# Aim of the task:
Check each line of the listing, and copy it if it contains the word "司小四和史小世".
-*-*-
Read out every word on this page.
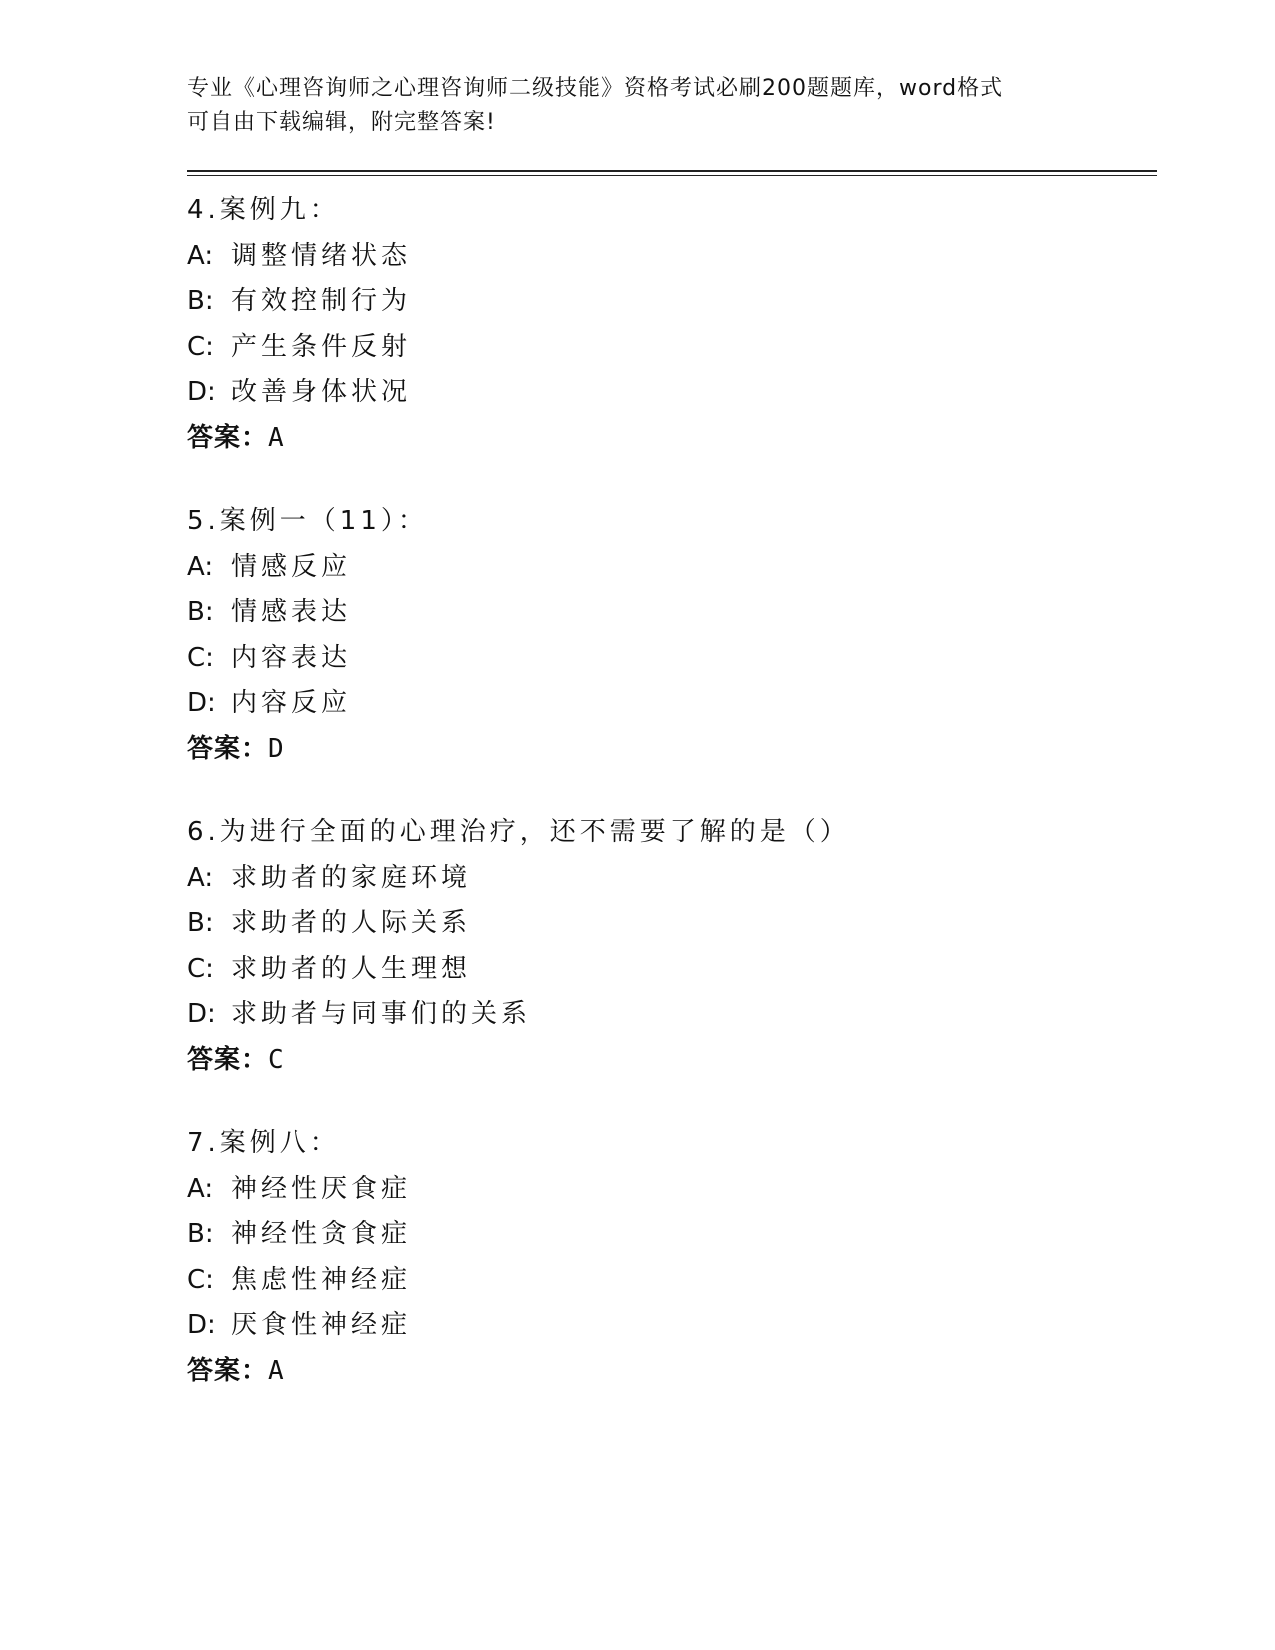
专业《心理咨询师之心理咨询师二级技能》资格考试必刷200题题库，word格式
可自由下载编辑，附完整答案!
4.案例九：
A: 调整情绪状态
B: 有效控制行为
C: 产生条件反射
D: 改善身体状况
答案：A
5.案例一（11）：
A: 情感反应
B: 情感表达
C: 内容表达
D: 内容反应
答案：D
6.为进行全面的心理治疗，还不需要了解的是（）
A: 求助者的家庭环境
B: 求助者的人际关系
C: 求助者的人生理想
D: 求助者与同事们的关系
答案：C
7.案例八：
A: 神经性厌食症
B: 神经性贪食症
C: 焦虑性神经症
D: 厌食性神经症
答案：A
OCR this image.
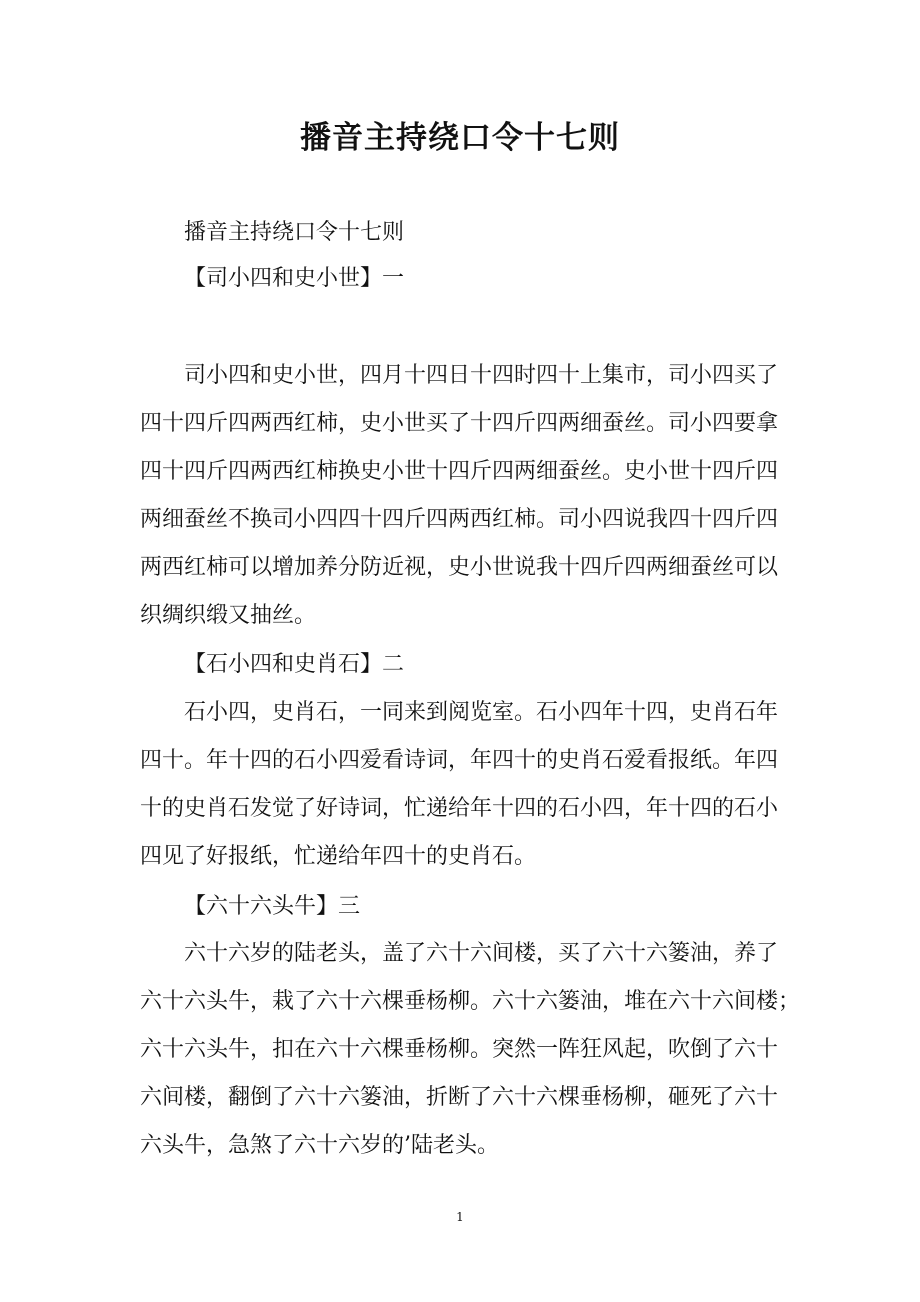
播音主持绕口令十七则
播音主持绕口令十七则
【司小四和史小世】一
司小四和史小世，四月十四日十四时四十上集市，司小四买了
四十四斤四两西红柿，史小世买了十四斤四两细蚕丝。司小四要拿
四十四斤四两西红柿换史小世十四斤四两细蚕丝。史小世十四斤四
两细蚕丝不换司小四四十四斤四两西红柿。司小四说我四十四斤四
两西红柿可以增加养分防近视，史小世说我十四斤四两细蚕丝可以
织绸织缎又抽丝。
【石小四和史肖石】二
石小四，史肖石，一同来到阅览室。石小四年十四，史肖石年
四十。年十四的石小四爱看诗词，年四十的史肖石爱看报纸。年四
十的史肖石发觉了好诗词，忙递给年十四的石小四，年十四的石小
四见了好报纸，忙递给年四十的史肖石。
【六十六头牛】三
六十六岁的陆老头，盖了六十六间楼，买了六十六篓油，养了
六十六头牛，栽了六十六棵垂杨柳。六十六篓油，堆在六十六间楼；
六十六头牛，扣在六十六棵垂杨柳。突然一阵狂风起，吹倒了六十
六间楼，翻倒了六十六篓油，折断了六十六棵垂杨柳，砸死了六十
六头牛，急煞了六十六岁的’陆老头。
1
-*-*-
# Task result:
【司小四和史小世】一
司小四和史小世，四月十四日十四时四十上集市，司小四买了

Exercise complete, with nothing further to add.